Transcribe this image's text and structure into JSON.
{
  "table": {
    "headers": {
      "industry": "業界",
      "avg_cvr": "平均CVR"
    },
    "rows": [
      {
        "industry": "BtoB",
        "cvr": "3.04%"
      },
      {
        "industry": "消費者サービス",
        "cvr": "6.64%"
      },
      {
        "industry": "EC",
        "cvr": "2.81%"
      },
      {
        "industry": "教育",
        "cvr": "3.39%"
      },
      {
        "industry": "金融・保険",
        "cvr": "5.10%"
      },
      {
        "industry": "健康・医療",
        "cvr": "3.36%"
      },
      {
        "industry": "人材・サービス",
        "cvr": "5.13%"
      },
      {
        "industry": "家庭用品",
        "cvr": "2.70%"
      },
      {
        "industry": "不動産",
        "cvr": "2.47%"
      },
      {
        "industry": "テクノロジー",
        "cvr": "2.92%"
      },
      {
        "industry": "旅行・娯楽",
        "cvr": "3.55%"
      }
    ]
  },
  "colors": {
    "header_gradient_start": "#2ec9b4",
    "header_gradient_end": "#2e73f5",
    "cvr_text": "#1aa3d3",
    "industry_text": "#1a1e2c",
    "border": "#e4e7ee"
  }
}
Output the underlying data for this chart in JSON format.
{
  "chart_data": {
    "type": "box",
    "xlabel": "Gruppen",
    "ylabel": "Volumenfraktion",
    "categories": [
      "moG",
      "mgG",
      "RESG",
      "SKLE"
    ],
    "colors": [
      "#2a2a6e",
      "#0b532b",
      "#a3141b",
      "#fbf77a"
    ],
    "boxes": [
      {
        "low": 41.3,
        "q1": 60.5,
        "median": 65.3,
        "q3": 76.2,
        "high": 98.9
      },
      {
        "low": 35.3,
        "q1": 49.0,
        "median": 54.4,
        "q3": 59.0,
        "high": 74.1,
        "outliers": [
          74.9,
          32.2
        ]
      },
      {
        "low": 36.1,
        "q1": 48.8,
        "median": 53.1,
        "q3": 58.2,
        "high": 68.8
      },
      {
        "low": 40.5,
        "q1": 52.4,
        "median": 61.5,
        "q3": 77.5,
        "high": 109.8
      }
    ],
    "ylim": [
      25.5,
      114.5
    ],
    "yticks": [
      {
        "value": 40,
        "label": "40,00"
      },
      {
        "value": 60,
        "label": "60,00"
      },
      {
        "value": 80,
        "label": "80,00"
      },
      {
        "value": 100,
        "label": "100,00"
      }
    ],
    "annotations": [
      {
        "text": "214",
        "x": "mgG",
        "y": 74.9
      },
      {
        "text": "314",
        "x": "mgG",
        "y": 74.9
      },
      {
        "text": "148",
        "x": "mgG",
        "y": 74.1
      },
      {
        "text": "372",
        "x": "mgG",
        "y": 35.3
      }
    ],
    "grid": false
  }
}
|---|
- _What the exercise asks_: Write out every line from the entries where "JSON" appears.

- _Task result_:
Transcribe this image's text and structure into JSON.
Output the underlying data for this chart in JSON format.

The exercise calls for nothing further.